- [TASK DESCRIPTION]: Without the pictures, set down every line of the data exactly.

---------- GIVEN DATA

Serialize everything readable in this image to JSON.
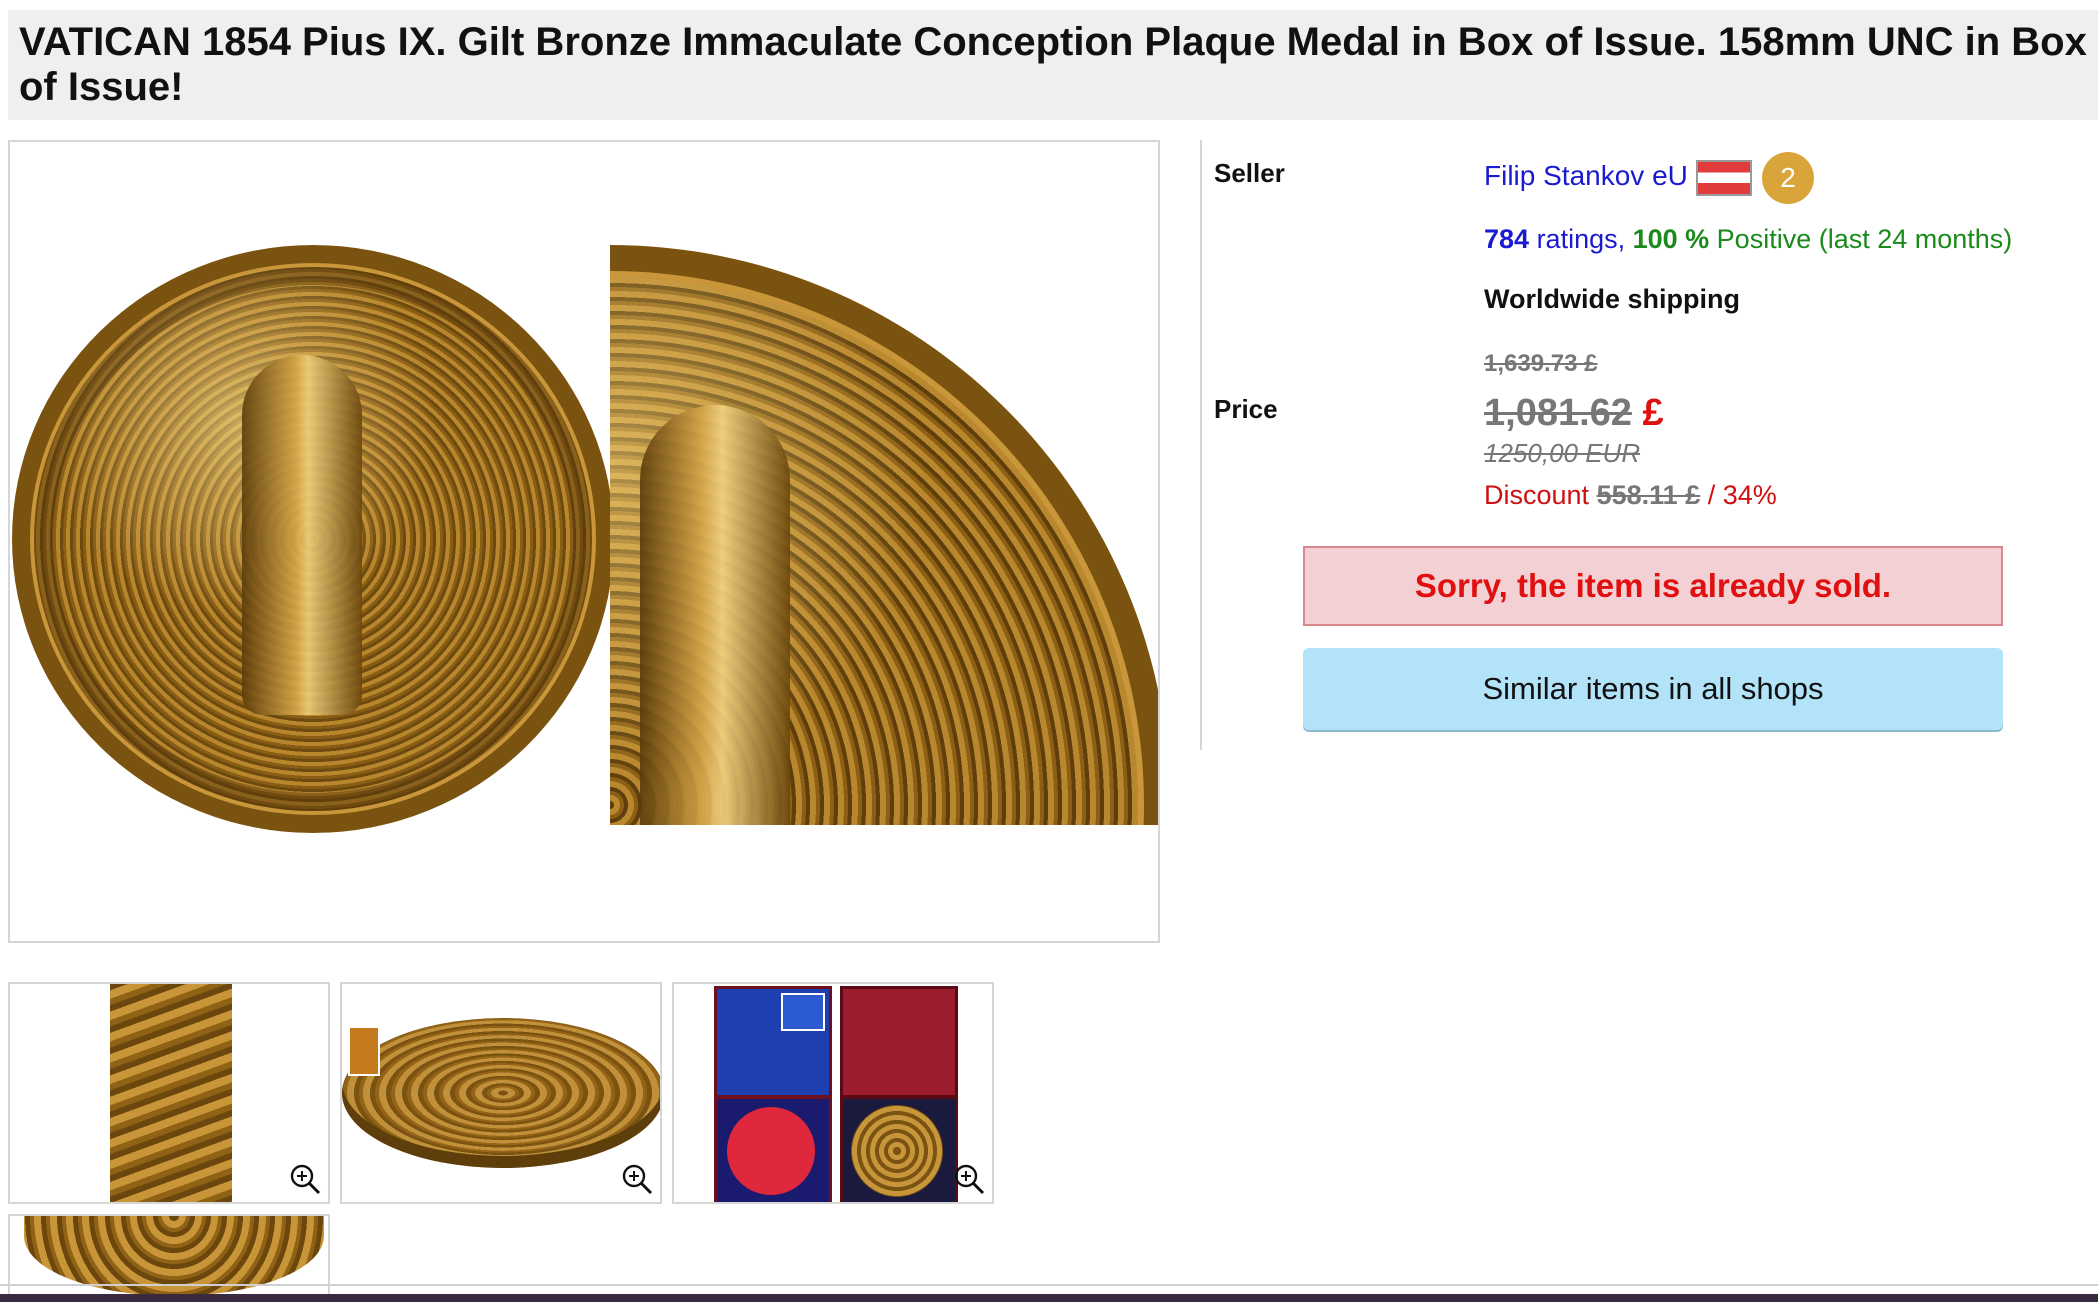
{
  "title": "VATICAN 1854 Pius IX. Gilt Bronze Immaculate Conception Plaque Medal in Box of Issue. 158mm UNC in Box of Issue!",
  "seller": {
    "label": "Seller",
    "name": "Filip Stankov eU",
    "flag_icon": "austria-flag-icon",
    "badge_value": "2",
    "ratings_count": "784",
    "ratings_word": " ratings, ",
    "positive_percent": "100 %",
    "positive_text": " Positive (last 24 months)",
    "shipping": "Worldwide shipping"
  },
  "price": {
    "label": "Price",
    "old_price": "1,639.73 £",
    "current_amount": "1,081.62",
    "currency": "£",
    "eur_price": "1250,00 EUR",
    "discount_label": "Discount",
    "discount_amount": "558.11 £",
    "discount_percent": " / 34%"
  },
  "status": {
    "sold_message": "Sorry, the item is already sold.",
    "similar_button": "Similar items in all shops"
  },
  "colors": {
    "link_blue": "#1a1ad1",
    "positive_green": "#1a8a1a",
    "price_red": "#e01010",
    "sold_bg": "#f2d0d3",
    "similar_bg": "#b3e3f8",
    "badge_gold": "#d9a53a"
  },
  "thumbnails": {
    "zoom_icon": "magnifier-zoom-icon",
    "count": 4
  }
}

--------------------

- [WORKED ANSWER]:
Serialize everything readable in this image to JSON.
{
  "title": "VATICAN 1854 Pius IX. Gilt Bronze Immaculate Conception Plaque Medal in Box of Issue. 158mm UNC in Box of Issue!",
  "seller": {
    "label": "Seller",
    "name": "Filip Stankov eU",
    "flag_icon": "austria-flag-icon",
    "badge_value": "2",
    "ratings_count": "784",
    "ratings_word": " ratings, ",
    "positive_percent": "100 %",
    "positive_text": " Positive (last 24 months)",
    "shipping": "Worldwide shipping"
  },
  "price": {
    "label": "Price",
    "old_price": "1,639.73 £",
    "current_amount": "1,081.62",
    "currency": "£",
    "eur_price": "1250,00 EUR",
    "discount_label": "Discount",
    "discount_amount": "558.11 £",
    "discount_percent": " / 34%"
  },
  "status": {
    "sold_message": "Sorry, the item is already sold.",
    "similar_button": "Similar items in all shops"
  },
  "colors": {
    "link_blue": "#1a1ad1",
    "positive_green": "#1a8a1a",
    "price_red": "#e01010",
    "sold_bg": "#f2d0d3",
    "similar_bg": "#b3e3f8",
    "badge_gold": "#d9a53a"
  },
  "thumbnails": {
    "zoom_icon": "magnifier-zoom-icon",
    "count": 4
  }
}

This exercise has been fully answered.